§ Stated task
Count lines with the string "gedetecteerd" in them. State the number alone.

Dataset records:
_____
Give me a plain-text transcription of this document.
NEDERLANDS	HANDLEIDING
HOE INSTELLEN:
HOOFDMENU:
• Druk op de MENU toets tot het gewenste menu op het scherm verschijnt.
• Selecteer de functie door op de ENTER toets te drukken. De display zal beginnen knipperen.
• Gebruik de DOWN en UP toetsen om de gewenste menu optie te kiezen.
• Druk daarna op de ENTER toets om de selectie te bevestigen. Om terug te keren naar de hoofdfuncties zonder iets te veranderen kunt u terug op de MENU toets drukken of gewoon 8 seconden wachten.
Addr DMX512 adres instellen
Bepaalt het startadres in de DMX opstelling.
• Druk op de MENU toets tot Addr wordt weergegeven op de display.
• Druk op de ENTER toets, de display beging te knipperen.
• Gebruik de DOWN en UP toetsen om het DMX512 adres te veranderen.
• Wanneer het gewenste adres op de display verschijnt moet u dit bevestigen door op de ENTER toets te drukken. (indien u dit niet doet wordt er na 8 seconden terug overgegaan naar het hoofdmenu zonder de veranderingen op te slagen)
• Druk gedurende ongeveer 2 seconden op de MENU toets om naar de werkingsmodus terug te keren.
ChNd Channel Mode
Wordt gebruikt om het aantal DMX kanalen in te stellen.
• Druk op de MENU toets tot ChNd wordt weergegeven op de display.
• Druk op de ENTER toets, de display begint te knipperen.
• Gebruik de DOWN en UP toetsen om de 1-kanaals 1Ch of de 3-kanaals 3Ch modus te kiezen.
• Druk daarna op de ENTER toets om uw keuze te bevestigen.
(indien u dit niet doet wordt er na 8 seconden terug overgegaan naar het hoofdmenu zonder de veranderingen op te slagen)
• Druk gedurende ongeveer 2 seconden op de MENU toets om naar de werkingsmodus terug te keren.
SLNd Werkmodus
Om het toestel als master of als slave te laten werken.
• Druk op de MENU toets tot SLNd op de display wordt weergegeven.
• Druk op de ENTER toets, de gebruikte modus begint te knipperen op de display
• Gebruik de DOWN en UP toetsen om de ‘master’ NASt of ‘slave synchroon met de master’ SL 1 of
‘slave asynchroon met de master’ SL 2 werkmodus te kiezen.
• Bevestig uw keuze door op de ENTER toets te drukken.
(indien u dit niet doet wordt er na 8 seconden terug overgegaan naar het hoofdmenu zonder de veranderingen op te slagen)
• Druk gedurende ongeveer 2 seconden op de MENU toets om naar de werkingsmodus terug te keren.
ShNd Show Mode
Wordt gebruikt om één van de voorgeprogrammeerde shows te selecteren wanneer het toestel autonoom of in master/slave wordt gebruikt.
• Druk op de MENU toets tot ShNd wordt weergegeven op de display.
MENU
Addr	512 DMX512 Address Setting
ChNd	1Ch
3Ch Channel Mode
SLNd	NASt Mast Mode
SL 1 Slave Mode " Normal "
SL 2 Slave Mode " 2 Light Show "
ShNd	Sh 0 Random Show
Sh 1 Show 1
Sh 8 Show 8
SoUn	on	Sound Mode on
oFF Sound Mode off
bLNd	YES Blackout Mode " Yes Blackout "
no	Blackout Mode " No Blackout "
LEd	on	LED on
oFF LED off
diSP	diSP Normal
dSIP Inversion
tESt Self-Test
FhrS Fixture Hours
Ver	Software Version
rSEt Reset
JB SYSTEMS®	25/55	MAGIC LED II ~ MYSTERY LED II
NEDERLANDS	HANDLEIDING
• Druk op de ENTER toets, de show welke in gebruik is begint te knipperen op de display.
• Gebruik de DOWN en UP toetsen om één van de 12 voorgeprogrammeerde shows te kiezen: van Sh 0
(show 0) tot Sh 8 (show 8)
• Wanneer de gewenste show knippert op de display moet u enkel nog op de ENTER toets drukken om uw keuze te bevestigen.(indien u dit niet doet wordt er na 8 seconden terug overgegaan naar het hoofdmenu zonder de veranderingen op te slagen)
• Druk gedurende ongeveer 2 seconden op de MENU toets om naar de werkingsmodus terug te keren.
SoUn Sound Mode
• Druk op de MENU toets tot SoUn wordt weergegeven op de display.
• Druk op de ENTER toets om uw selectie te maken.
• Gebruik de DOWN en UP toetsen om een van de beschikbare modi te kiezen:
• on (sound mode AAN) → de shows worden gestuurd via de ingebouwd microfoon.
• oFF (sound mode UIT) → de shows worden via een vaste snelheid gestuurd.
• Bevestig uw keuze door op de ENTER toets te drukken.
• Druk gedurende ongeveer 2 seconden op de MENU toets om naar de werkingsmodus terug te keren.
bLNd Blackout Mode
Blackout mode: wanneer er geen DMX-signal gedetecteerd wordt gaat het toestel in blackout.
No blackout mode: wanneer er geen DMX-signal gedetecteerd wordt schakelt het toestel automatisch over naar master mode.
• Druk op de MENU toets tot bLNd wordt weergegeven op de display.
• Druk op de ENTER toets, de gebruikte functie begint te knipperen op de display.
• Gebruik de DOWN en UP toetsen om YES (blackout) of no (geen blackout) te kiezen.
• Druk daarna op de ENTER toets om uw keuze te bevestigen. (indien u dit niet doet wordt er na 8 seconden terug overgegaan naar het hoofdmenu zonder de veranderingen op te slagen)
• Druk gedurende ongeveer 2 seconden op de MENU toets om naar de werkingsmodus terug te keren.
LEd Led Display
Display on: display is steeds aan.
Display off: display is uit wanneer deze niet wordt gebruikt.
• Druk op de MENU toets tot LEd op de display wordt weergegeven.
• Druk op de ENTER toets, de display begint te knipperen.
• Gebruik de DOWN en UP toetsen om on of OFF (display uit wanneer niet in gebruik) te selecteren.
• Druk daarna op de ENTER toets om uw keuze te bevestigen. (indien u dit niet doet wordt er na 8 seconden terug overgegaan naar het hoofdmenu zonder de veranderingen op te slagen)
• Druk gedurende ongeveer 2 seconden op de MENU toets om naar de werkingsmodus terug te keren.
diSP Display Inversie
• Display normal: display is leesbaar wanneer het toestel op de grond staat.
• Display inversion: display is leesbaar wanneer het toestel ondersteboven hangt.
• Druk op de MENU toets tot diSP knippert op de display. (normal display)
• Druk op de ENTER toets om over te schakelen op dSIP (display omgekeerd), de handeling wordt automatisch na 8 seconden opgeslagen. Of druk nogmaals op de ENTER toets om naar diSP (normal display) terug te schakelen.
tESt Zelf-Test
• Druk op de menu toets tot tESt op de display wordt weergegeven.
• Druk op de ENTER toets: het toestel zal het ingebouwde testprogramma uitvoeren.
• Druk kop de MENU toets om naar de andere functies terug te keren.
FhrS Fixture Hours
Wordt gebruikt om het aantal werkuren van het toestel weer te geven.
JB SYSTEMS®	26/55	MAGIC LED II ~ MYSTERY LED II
_____
§ Final answer
2